◆ CHALLENGE
Copy out each line containing "screenshot" from the entries below.

+ + +

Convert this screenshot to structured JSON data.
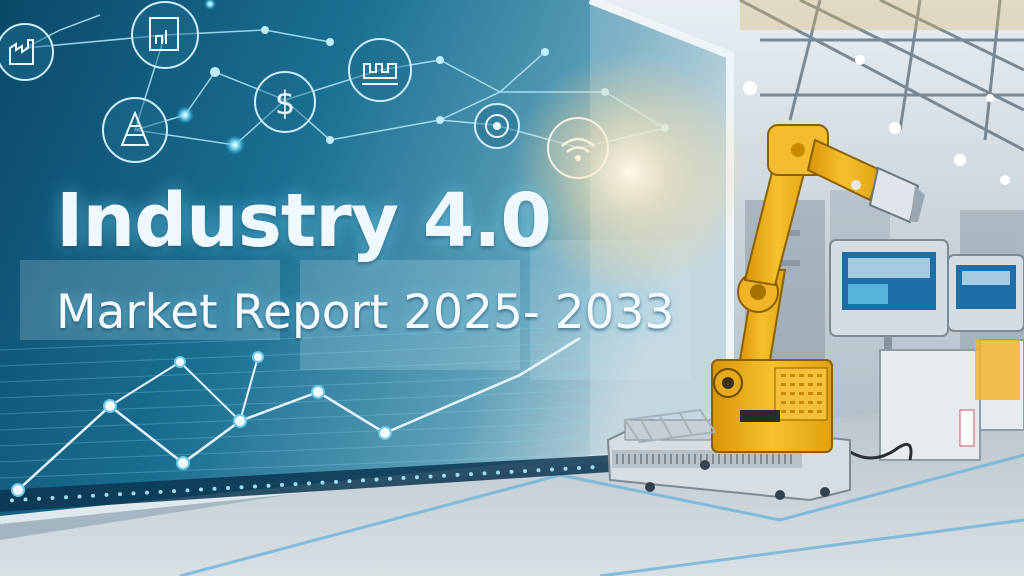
{
  "headline": {
    "title": "Industry 4.0",
    "subtitle": "Market Report 2025- 2033"
  },
  "icons": [
    "factory-icon",
    "document-chart-icon",
    "gear-robot-icon",
    "dollar-icon",
    "conveyor-icon",
    "target-icon",
    "wifi-icon"
  ],
  "colors": {
    "panel_dark": "#0c3f5c",
    "panel_teal": "#1d7ea0",
    "glow": "#7fe3ff",
    "robot_yellow": "#f2b21b",
    "floor": "#c9d2d8"
  }
}
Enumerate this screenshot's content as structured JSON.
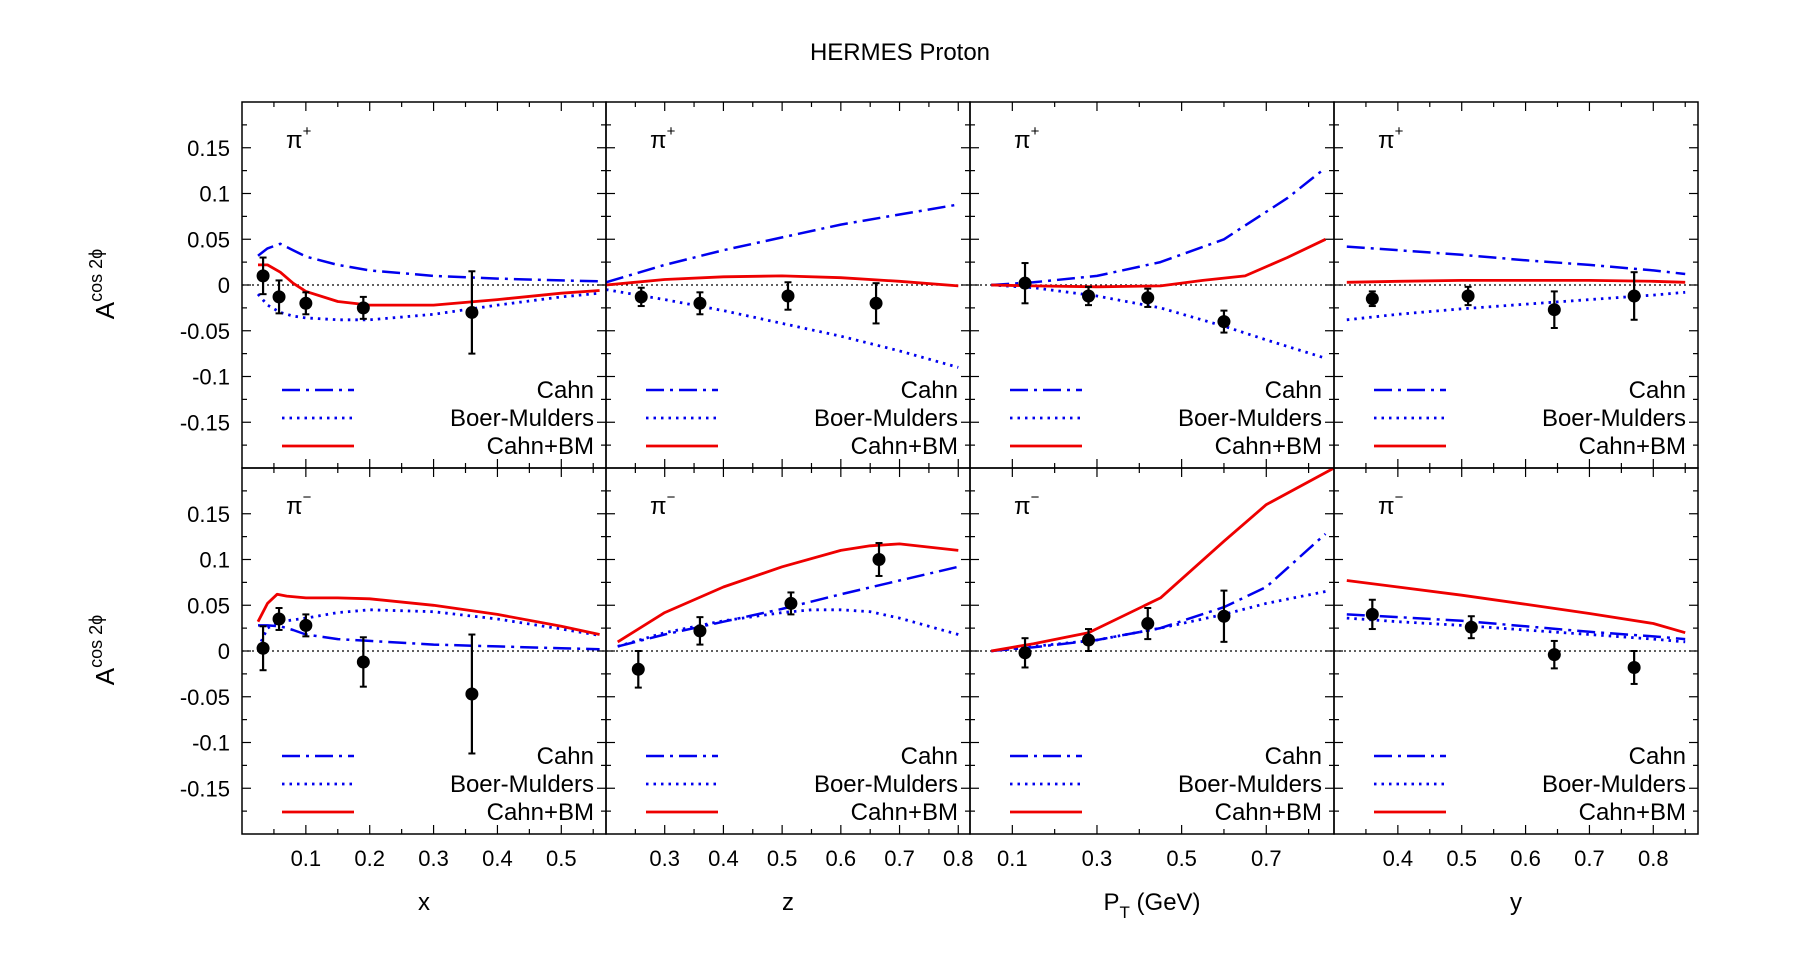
{
  "figure": {
    "title": "HERMES Proton",
    "ylabel": "A",
    "ylabel_sup": "cos 2ϕ",
    "colors": {
      "cahn": "#0000ee",
      "bm": "#0000ee",
      "total": "#ee0000",
      "data": "#000000"
    }
  },
  "legend": [
    "Cahn",
    "Boer-Mulders",
    "Cahn+BM"
  ],
  "row_labels": [
    {
      "base": "π",
      "sup": "+"
    },
    {
      "base": "π",
      "sup": "−"
    }
  ],
  "y_ticks": [
    "0.15",
    "0.1",
    "0.05",
    "0",
    "-0.05",
    "-0.1",
    "-0.15"
  ],
  "columns": [
    {
      "xlabel": "x",
      "xlabel_sub": "",
      "xlabel_suffix": "",
      "x_ticks": [
        "0.1",
        "0.2",
        "0.3",
        "0.4",
        "0.5"
      ]
    },
    {
      "xlabel": "z",
      "xlabel_sub": "",
      "xlabel_suffix": "",
      "x_ticks": [
        "0.3",
        "0.4",
        "0.5",
        "0.6",
        "0.7",
        "0.8"
      ]
    },
    {
      "xlabel": "P",
      "xlabel_sub": "T",
      "xlabel_suffix": " (GeV)",
      "x_ticks": [
        "0.1",
        "0.3",
        "0.5",
        "0.7"
      ]
    },
    {
      "xlabel": "y",
      "xlabel_sub": "",
      "xlabel_suffix": "",
      "x_ticks": [
        "0.4",
        "0.5",
        "0.6",
        "0.7",
        "0.8"
      ]
    }
  ],
  "chart_data": [
    {
      "type": "line",
      "panel": "pi+ vs x",
      "xlim": [
        0.0,
        0.57
      ],
      "ylim": [
        -0.2,
        0.2
      ],
      "x_tick_values": [
        0.1,
        0.2,
        0.3,
        0.4,
        0.5
      ],
      "series": [
        {
          "name": "Cahn",
          "style": "dashdot",
          "x": [
            0.025,
            0.04,
            0.06,
            0.08,
            0.1,
            0.15,
            0.2,
            0.3,
            0.4,
            0.5,
            0.56
          ],
          "y": [
            0.032,
            0.04,
            0.045,
            0.038,
            0.031,
            0.022,
            0.016,
            0.01,
            0.007,
            0.005,
            0.004
          ]
        },
        {
          "name": "Boer-Mulders",
          "style": "dotted",
          "x": [
            0.025,
            0.04,
            0.06,
            0.08,
            0.1,
            0.15,
            0.2,
            0.3,
            0.4,
            0.5,
            0.56
          ],
          "y": [
            -0.01,
            -0.022,
            -0.03,
            -0.034,
            -0.036,
            -0.038,
            -0.038,
            -0.032,
            -0.022,
            -0.013,
            -0.009
          ]
        },
        {
          "name": "Cahn+BM",
          "style": "solid",
          "x": [
            0.025,
            0.04,
            0.06,
            0.08,
            0.1,
            0.15,
            0.2,
            0.3,
            0.4,
            0.5,
            0.56
          ],
          "y": [
            0.022,
            0.022,
            0.014,
            0.002,
            -0.007,
            -0.018,
            -0.022,
            -0.022,
            -0.016,
            -0.009,
            -0.006
          ]
        }
      ],
      "points": {
        "x": [
          0.033,
          0.058,
          0.1,
          0.19,
          0.36
        ],
        "y": [
          0.01,
          -0.013,
          -0.02,
          -0.025,
          -0.03
        ],
        "err": [
          0.02,
          0.018,
          0.012,
          0.012,
          0.045
        ]
      }
    },
    {
      "type": "line",
      "panel": "pi+ vs z",
      "xlim": [
        0.2,
        0.82
      ],
      "ylim": [
        -0.2,
        0.2
      ],
      "x_tick_values": [
        0.3,
        0.4,
        0.5,
        0.6,
        0.7,
        0.8
      ],
      "series": [
        {
          "name": "Cahn",
          "style": "dashdot",
          "x": [
            0.2,
            0.3,
            0.4,
            0.5,
            0.6,
            0.7,
            0.8
          ],
          "y": [
            0.003,
            0.022,
            0.038,
            0.052,
            0.066,
            0.077,
            0.088
          ]
        },
        {
          "name": "Boer-Mulders",
          "style": "dotted",
          "x": [
            0.2,
            0.3,
            0.4,
            0.5,
            0.6,
            0.7,
            0.8
          ],
          "y": [
            -0.005,
            -0.016,
            -0.028,
            -0.042,
            -0.056,
            -0.072,
            -0.09
          ]
        },
        {
          "name": "Cahn+BM",
          "style": "solid",
          "x": [
            0.2,
            0.3,
            0.4,
            0.5,
            0.6,
            0.7,
            0.8
          ],
          "y": [
            0.0,
            0.006,
            0.009,
            0.01,
            0.008,
            0.004,
            -0.001
          ]
        }
      ],
      "points": {
        "x": [
          0.26,
          0.36,
          0.51,
          0.66
        ],
        "y": [
          -0.013,
          -0.02,
          -0.012,
          -0.02
        ],
        "err": [
          0.01,
          0.012,
          0.015,
          0.022
        ]
      }
    },
    {
      "type": "line",
      "panel": "pi+ vs PT",
      "xlim": [
        0.0,
        0.86
      ],
      "ylim": [
        -0.2,
        0.2
      ],
      "x_tick_values": [
        0.1,
        0.3,
        0.5,
        0.7
      ],
      "series": [
        {
          "name": "Cahn",
          "style": "dashdot",
          "x": [
            0.05,
            0.15,
            0.3,
            0.45,
            0.6,
            0.65,
            0.75,
            0.84
          ],
          "y": [
            0.0,
            0.003,
            0.01,
            0.025,
            0.05,
            0.065,
            0.095,
            0.128
          ]
        },
        {
          "name": "Boer-Mulders",
          "style": "dotted",
          "x": [
            0.05,
            0.15,
            0.3,
            0.45,
            0.6,
            0.7,
            0.84
          ],
          "y": [
            0.0,
            -0.003,
            -0.012,
            -0.025,
            -0.045,
            -0.06,
            -0.08
          ]
        },
        {
          "name": "Cahn+BM",
          "style": "solid",
          "x": [
            0.05,
            0.15,
            0.3,
            0.45,
            0.55,
            0.65,
            0.75,
            0.84
          ],
          "y": [
            0.0,
            -0.001,
            -0.002,
            -0.001,
            0.005,
            0.01,
            0.03,
            0.05
          ]
        }
      ],
      "points": {
        "x": [
          0.13,
          0.28,
          0.42,
          0.6
        ],
        "y": [
          0.002,
          -0.012,
          -0.014,
          -0.04
        ],
        "err": [
          0.022,
          0.01,
          0.01,
          0.012
        ]
      }
    },
    {
      "type": "line",
      "panel": "pi+ vs y",
      "xlim": [
        0.3,
        0.87
      ],
      "ylim": [
        -0.2,
        0.2
      ],
      "x_tick_values": [
        0.4,
        0.5,
        0.6,
        0.7,
        0.8
      ],
      "series": [
        {
          "name": "Cahn",
          "style": "dashdot",
          "x": [
            0.32,
            0.4,
            0.5,
            0.6,
            0.7,
            0.8,
            0.85
          ],
          "y": [
            0.042,
            0.038,
            0.033,
            0.027,
            0.022,
            0.016,
            0.012
          ]
        },
        {
          "name": "Boer-Mulders",
          "style": "dotted",
          "x": [
            0.32,
            0.4,
            0.5,
            0.6,
            0.7,
            0.8,
            0.85
          ],
          "y": [
            -0.038,
            -0.032,
            -0.026,
            -0.021,
            -0.016,
            -0.011,
            -0.008
          ]
        },
        {
          "name": "Cahn+BM",
          "style": "solid",
          "x": [
            0.32,
            0.4,
            0.5,
            0.6,
            0.7,
            0.8,
            0.85
          ],
          "y": [
            0.003,
            0.004,
            0.005,
            0.005,
            0.005,
            0.004,
            0.003
          ]
        }
      ],
      "points": {
        "x": [
          0.36,
          0.51,
          0.645,
          0.77
        ],
        "y": [
          -0.015,
          -0.012,
          -0.027,
          -0.012
        ],
        "err": [
          0.008,
          0.01,
          0.02,
          0.026
        ]
      }
    },
    {
      "type": "line",
      "panel": "pi- vs x",
      "xlim": [
        0.0,
        0.57
      ],
      "ylim": [
        -0.2,
        0.2
      ],
      "x_tick_values": [
        0.1,
        0.2,
        0.3,
        0.4,
        0.5
      ],
      "series": [
        {
          "name": "Cahn",
          "style": "dashdot",
          "x": [
            0.025,
            0.04,
            0.06,
            0.08,
            0.1,
            0.15,
            0.2,
            0.3,
            0.4,
            0.5,
            0.56
          ],
          "y": [
            0.028,
            0.028,
            0.027,
            0.023,
            0.018,
            0.013,
            0.011,
            0.007,
            0.005,
            0.003,
            0.002
          ]
        },
        {
          "name": "Boer-Mulders",
          "style": "dotted",
          "x": [
            0.025,
            0.04,
            0.06,
            0.08,
            0.1,
            0.15,
            0.2,
            0.3,
            0.4,
            0.5,
            0.56
          ],
          "y": [
            0.003,
            0.025,
            0.032,
            0.034,
            0.036,
            0.042,
            0.045,
            0.043,
            0.035,
            0.024,
            0.017
          ]
        },
        {
          "name": "Cahn+BM",
          "style": "solid",
          "x": [
            0.025,
            0.04,
            0.055,
            0.07,
            0.1,
            0.15,
            0.2,
            0.3,
            0.4,
            0.5,
            0.56
          ],
          "y": [
            0.032,
            0.052,
            0.062,
            0.06,
            0.058,
            0.058,
            0.057,
            0.05,
            0.04,
            0.027,
            0.018
          ]
        }
      ],
      "points": {
        "x": [
          0.033,
          0.058,
          0.1,
          0.19,
          0.36
        ],
        "y": [
          0.003,
          0.035,
          0.028,
          -0.012,
          -0.047
        ],
        "err": [
          0.024,
          0.012,
          0.012,
          0.027,
          0.065
        ]
      }
    },
    {
      "type": "line",
      "panel": "pi- vs z",
      "xlim": [
        0.2,
        0.82
      ],
      "ylim": [
        -0.2,
        0.2
      ],
      "x_tick_values": [
        0.3,
        0.4,
        0.5,
        0.6,
        0.7,
        0.8
      ],
      "series": [
        {
          "name": "Cahn",
          "style": "dashdot",
          "x": [
            0.22,
            0.3,
            0.4,
            0.5,
            0.6,
            0.7,
            0.8
          ],
          "y": [
            0.005,
            0.018,
            0.032,
            0.046,
            0.062,
            0.077,
            0.092
          ]
        },
        {
          "name": "Boer-Mulders",
          "style": "dotted",
          "x": [
            0.22,
            0.3,
            0.4,
            0.5,
            0.55,
            0.6,
            0.65,
            0.7,
            0.8
          ],
          "y": [
            0.005,
            0.02,
            0.033,
            0.042,
            0.045,
            0.045,
            0.043,
            0.036,
            0.018
          ]
        },
        {
          "name": "Cahn+BM",
          "style": "solid",
          "x": [
            0.22,
            0.3,
            0.4,
            0.5,
            0.6,
            0.65,
            0.7,
            0.8
          ],
          "y": [
            0.01,
            0.042,
            0.07,
            0.092,
            0.11,
            0.115,
            0.117,
            0.11
          ]
        }
      ],
      "points": {
        "x": [
          0.255,
          0.36,
          0.515,
          0.665
        ],
        "y": [
          -0.02,
          0.022,
          0.052,
          0.1
        ],
        "err": [
          0.02,
          0.015,
          0.012,
          0.018
        ]
      }
    },
    {
      "type": "line",
      "panel": "pi- vs PT",
      "xlim": [
        0.0,
        0.86
      ],
      "ylim": [
        -0.2,
        0.2
      ],
      "x_tick_values": [
        0.1,
        0.3,
        0.5,
        0.7
      ],
      "series": [
        {
          "name": "Cahn",
          "style": "dashdot",
          "x": [
            0.05,
            0.15,
            0.3,
            0.45,
            0.6,
            0.7,
            0.84
          ],
          "y": [
            0.0,
            0.004,
            0.012,
            0.025,
            0.048,
            0.07,
            0.128
          ]
        },
        {
          "name": "Boer-Mulders",
          "style": "dotted",
          "x": [
            0.05,
            0.15,
            0.3,
            0.45,
            0.6,
            0.7,
            0.84
          ],
          "y": [
            0.0,
            0.005,
            0.012,
            0.025,
            0.04,
            0.052,
            0.065
          ]
        },
        {
          "name": "Cahn+BM",
          "style": "solid",
          "x": [
            0.05,
            0.15,
            0.28,
            0.45,
            0.6,
            0.7,
            0.86
          ],
          "y": [
            0.0,
            0.008,
            0.02,
            0.058,
            0.12,
            0.16,
            0.2
          ]
        }
      ],
      "points": {
        "x": [
          0.13,
          0.28,
          0.42,
          0.6
        ],
        "y": [
          -0.002,
          0.012,
          0.03,
          0.038
        ],
        "err": [
          0.016,
          0.012,
          0.017,
          0.028
        ]
      }
    },
    {
      "type": "line",
      "panel": "pi- vs y",
      "xlim": [
        0.3,
        0.87
      ],
      "ylim": [
        -0.2,
        0.2
      ],
      "x_tick_values": [
        0.4,
        0.5,
        0.6,
        0.7,
        0.8
      ],
      "series": [
        {
          "name": "Cahn",
          "style": "dashdot",
          "x": [
            0.32,
            0.4,
            0.5,
            0.6,
            0.7,
            0.8,
            0.85
          ],
          "y": [
            0.04,
            0.037,
            0.033,
            0.027,
            0.021,
            0.016,
            0.013
          ]
        },
        {
          "name": "Boer-Mulders",
          "style": "dotted",
          "x": [
            0.32,
            0.4,
            0.5,
            0.6,
            0.7,
            0.8,
            0.85
          ],
          "y": [
            0.036,
            0.032,
            0.028,
            0.023,
            0.018,
            0.013,
            0.01
          ]
        },
        {
          "name": "Cahn+BM",
          "style": "solid",
          "x": [
            0.32,
            0.4,
            0.5,
            0.6,
            0.7,
            0.8,
            0.85
          ],
          "y": [
            0.077,
            0.07,
            0.061,
            0.051,
            0.041,
            0.03,
            0.02
          ]
        }
      ],
      "points": {
        "x": [
          0.36,
          0.515,
          0.645,
          0.77
        ],
        "y": [
          0.04,
          0.026,
          -0.004,
          -0.018
        ],
        "err": [
          0.016,
          0.012,
          0.015,
          0.018
        ]
      }
    }
  ]
}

+ + +

◆ THE RESULT
Convert this screenshot to structured JSON data.
Enumerate this screenshot's content as structured JSON.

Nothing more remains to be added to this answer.